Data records
[BEGIN]

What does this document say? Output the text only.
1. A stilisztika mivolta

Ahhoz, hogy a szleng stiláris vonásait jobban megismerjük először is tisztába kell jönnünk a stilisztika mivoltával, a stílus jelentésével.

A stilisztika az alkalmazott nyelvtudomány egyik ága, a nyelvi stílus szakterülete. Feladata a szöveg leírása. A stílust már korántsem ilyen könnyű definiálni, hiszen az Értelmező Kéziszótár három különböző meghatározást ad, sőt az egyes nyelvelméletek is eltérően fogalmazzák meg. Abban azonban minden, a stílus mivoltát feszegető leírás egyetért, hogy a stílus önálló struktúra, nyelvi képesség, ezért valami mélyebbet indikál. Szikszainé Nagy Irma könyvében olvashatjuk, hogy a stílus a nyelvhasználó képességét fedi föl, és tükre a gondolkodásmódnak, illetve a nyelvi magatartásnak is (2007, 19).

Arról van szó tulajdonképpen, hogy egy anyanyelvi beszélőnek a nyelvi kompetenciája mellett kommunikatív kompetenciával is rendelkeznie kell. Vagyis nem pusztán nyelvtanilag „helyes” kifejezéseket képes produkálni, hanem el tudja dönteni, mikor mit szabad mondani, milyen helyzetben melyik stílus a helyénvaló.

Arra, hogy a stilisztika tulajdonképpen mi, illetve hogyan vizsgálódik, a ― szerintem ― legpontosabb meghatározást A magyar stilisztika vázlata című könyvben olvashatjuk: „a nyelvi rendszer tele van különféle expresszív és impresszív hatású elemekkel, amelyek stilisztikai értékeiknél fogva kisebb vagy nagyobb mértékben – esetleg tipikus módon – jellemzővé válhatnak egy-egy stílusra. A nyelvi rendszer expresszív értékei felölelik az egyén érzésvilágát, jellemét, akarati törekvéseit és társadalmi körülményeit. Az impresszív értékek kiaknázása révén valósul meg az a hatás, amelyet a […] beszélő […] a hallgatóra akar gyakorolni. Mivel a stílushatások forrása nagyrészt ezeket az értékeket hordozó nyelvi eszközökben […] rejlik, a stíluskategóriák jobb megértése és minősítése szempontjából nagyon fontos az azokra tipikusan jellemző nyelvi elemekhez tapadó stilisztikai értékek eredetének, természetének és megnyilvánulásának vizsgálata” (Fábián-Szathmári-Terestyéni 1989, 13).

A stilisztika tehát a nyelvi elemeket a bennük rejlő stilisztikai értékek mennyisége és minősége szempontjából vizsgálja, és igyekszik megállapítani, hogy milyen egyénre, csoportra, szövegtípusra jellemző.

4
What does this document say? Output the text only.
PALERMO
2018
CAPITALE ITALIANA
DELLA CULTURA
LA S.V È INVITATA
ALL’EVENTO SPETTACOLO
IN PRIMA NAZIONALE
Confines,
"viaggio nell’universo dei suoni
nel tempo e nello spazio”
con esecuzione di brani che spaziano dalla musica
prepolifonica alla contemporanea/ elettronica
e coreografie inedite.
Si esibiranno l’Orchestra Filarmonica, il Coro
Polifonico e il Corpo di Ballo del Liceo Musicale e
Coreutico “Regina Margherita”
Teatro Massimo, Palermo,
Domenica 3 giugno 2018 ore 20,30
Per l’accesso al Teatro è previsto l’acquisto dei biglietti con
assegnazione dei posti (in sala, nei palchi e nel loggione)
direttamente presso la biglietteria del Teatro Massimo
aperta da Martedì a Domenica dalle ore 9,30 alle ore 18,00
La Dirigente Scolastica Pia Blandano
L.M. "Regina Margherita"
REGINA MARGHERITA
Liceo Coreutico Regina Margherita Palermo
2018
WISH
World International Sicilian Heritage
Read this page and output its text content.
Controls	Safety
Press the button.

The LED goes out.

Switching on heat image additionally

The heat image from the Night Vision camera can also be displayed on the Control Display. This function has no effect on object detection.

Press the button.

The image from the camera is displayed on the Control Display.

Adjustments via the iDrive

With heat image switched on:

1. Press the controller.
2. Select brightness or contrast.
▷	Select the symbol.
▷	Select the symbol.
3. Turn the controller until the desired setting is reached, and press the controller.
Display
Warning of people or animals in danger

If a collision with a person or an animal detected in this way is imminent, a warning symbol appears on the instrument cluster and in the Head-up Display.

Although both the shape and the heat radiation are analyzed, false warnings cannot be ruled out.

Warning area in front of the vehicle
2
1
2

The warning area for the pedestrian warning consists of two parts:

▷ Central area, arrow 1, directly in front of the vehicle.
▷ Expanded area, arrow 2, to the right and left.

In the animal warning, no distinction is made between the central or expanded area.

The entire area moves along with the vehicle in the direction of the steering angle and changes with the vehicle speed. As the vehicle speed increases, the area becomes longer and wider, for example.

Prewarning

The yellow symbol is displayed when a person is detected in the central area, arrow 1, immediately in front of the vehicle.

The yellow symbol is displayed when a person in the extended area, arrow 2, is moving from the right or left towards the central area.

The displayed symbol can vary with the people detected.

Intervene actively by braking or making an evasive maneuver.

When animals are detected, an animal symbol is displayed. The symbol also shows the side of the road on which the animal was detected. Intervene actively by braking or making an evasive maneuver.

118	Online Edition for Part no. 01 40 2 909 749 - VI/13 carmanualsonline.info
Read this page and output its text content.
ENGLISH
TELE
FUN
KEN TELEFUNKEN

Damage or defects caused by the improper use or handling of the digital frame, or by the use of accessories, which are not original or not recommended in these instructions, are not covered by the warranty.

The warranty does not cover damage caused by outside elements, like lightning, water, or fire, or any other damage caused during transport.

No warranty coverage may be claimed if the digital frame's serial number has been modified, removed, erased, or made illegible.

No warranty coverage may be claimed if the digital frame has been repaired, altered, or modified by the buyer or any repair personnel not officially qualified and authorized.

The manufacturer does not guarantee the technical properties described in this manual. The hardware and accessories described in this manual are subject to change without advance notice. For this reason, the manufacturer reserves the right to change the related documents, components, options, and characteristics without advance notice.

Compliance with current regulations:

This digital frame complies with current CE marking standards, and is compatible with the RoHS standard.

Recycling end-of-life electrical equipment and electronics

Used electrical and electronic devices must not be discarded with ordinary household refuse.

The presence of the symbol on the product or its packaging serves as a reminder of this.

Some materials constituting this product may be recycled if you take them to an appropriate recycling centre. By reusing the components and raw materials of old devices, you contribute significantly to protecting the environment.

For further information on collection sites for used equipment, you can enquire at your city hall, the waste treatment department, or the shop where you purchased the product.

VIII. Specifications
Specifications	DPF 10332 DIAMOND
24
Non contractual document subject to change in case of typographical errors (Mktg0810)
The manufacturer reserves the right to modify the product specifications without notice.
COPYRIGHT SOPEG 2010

[END]

* **WHAT YOU WILL DO**: Restate all of the entries above precisely.

* **RESPONSE FOR THIS EXERCISE**:
What does this document say? Output the text only.
1. A stilisztika mivolta

Ahhoz, hogy a szleng stiláris vonásait jobban megismerjük először is tisztába kell jönnünk a stilisztika mivoltával, a stílus jelentésével.

A stilisztika az alkalmazott nyelvtudomány egyik ága, a nyelvi stílus szakterülete. Feladata a szöveg leírása. A stílust már korántsem ilyen könnyű definiálni, hiszen az Értelmező Kéziszótár három különböző meghatározást ad, sőt az egyes nyelvelméletek is eltérően fogalmazzák meg. Abban azonban minden, a stílus mivoltát feszegető leírás egyetért, hogy a stílus önálló struktúra, nyelvi képesség, ezért valami mélyebbet indikál. Szikszainé Nagy Irma könyvében olvashatjuk, hogy a stílus a nyelvhasználó képességét fedi föl, és tükre a gondolkodásmódnak, illetve a nyelvi magatartásnak is (2007, 19).

Arról van szó tulajdonképpen, hogy egy anyanyelvi beszélőnek a nyelvi kompetenciája mellett kommunikatív kompetenciával is rendelkeznie kell. Vagyis nem pusztán nyelvtanilag „helyes” kifejezéseket képes produkálni, hanem el tudja dönteni, mikor mit szabad mondani, milyen helyzetben melyik stílus a helyénvaló.

Arra, hogy a stilisztika tulajdonképpen mi, illetve hogyan vizsgálódik, a ― szerintem ― legpontosabb meghatározást A magyar stilisztika vázlata című könyvben olvashatjuk: „a nyelvi rendszer tele van különféle expresszív és impresszív hatású elemekkel, amelyek stilisztikai értékeiknél fogva kisebb vagy nagyobb mértékben – esetleg tipikus módon – jellemzővé válhatnak egy-egy stílusra. A nyelvi rendszer expresszív értékei felölelik az egyén érzésvilágát, jellemét, akarati törekvéseit és társadalmi körülményeit. Az impresszív értékek kiaknázása révén valósul meg az a hatás, amelyet a […] beszélő […] a hallgatóra akar gyakorolni. Mivel a stílushatások forrása nagyrészt ezeket az értékeket hordozó nyelvi eszközökben […] rejlik, a stíluskategóriák jobb megértése és minősítése szempontjából nagyon fontos az azokra tipikusan jellemző nyelvi elemekhez tapadó stilisztikai értékek eredetének, természetének és megnyilvánulásának vizsgálata” (Fábián-Szathmári-Terestyéni 1989, 13).

A stilisztika tehát a nyelvi elemeket a bennük rejlő stilisztikai értékek mennyisége és minősége szempontjából vizsgálja, és igyekszik megállapítani, hogy milyen egyénre, csoportra, szövegtípusra jellemző.

4
What does this document say? Output the text only.
PALERMO
2018
CAPITALE ITALIANA
DELLA CULTURA
LA S.V È INVITATA
ALL’EVENTO SPETTACOLO
IN PRIMA NAZIONALE
Confines,
"viaggio nell’universo dei suoni
nel tempo e nello spazio”
con esecuzione di brani che spaziano dalla musica
prepolifonica alla contemporanea/ elettronica
e coreografie inedite.
Si esibiranno l’Orchestra Filarmonica, il Coro
Polifonico e il Corpo di Ballo del Liceo Musicale e
Coreutico “Regina Margherita”
Teatro Massimo, Palermo,
Domenica 3 giugno 2018 ore 20,30
Per l’accesso al Teatro è previsto l’acquisto dei biglietti con
assegnazione dei posti (in sala, nei palchi e nel loggione)
direttamente presso la biglietteria del Teatro Massimo
aperta da Martedì a Domenica dalle ore 9,30 alle ore 18,00
La Dirigente Scolastica Pia Blandano
L.M. "Regina Margherita"
REGINA MARGHERITA
Liceo Coreutico Regina Margherita Palermo
2018
WISH
World International Sicilian Heritage
Read this page and output its text content.
Controls	Safety
Press the button.

The LED goes out.

Switching on heat image additionally

The heat image from the Night Vision camera can also be displayed on the Control Display. This function has no effect on object detection.

Press the button.

The image from the camera is displayed on the Control Display.

Adjustments via the iDrive

With heat image switched on:

1. Press the controller.
2. Select brightness or contrast.
▷	Select the symbol.
▷	Select the symbol.
3. Turn the controller until the desired setting is reached, and press the controller.
Display
Warning of people or animals in danger

If a collision with a person or an animal detected in this way is imminent, a warning symbol appears on the instrument cluster and in the Head-up Display.

Although both the shape and the heat radiation are analyzed, false warnings cannot be ruled out.

Warning area in front of the vehicle
2
1
2

The warning area for the pedestrian warning consists of two parts:

▷ Central area, arrow 1, directly in front of the vehicle.
▷ Expanded area, arrow 2, to the right and left.

In the animal warning, no distinction is made between the central or expanded area.

The entire area moves along with the vehicle in the direction of the steering angle and changes with the vehicle speed. As the vehicle speed increases, the area becomes longer and wider, for example.

Prewarning

The yellow symbol is displayed when a person is detected in the central area, arrow 1, immediately in front of the vehicle.

The yellow symbol is displayed when a person in the extended area, arrow 2, is moving from the right or left towards the central area.

The displayed symbol can vary with the people detected.

Intervene actively by braking or making an evasive maneuver.

When animals are detected, an animal symbol is displayed. The symbol also shows the side of the road on which the animal was detected. Intervene actively by braking or making an evasive maneuver.

118	Online Edition for Part no. 01 40 2 909 749 - VI/13 carmanualsonline.info
Read this page and output its text content.
ENGLISH
TELE
FUN
KEN TELEFUNKEN

Damage or defects caused by the improper use or handling of the digital frame, or by the use of accessories, which are not original or not recommended in these instructions, are not covered by the warranty.

The warranty does not cover damage caused by outside elements, like lightning, water, or fire, or any other damage caused during transport.

No warranty coverage may be claimed if the digital frame's serial number has been modified, removed, erased, or made illegible.

No warranty coverage may be claimed if the digital frame has been repaired, altered, or modified by the buyer or any repair personnel not officially qualified and authorized.

The manufacturer does not guarantee the technical properties described in this manual. The hardware and accessories described in this manual are subject to change without advance notice. For this reason, the manufacturer reserves the right to change the related documents, components, options, and characteristics without advance notice.

Compliance with current regulations:

This digital frame complies with current CE marking standards, and is compatible with the RoHS standard.

Recycling end-of-life electrical equipment and electronics

Used electrical and electronic devices must not be discarded with ordinary household refuse.

The presence of the symbol on the product or its packaging serves as a reminder of this.

Some materials constituting this product may be recycled if you take them to an appropriate recycling centre. By reusing the components and raw materials of old devices, you contribute significantly to protecting the environment.

For further information on collection sites for used equipment, you can enquire at your city hall, the waste treatment department, or the shop where you purchased the product.

VIII. Specifications
Specifications	DPF 10332 DIAMOND
24
Non contractual document subject to change in case of typographical errors (Mktg0810)
The manufacturer reserves the right to modify the product specifications without notice.
COPYRIGHT SOPEG 2010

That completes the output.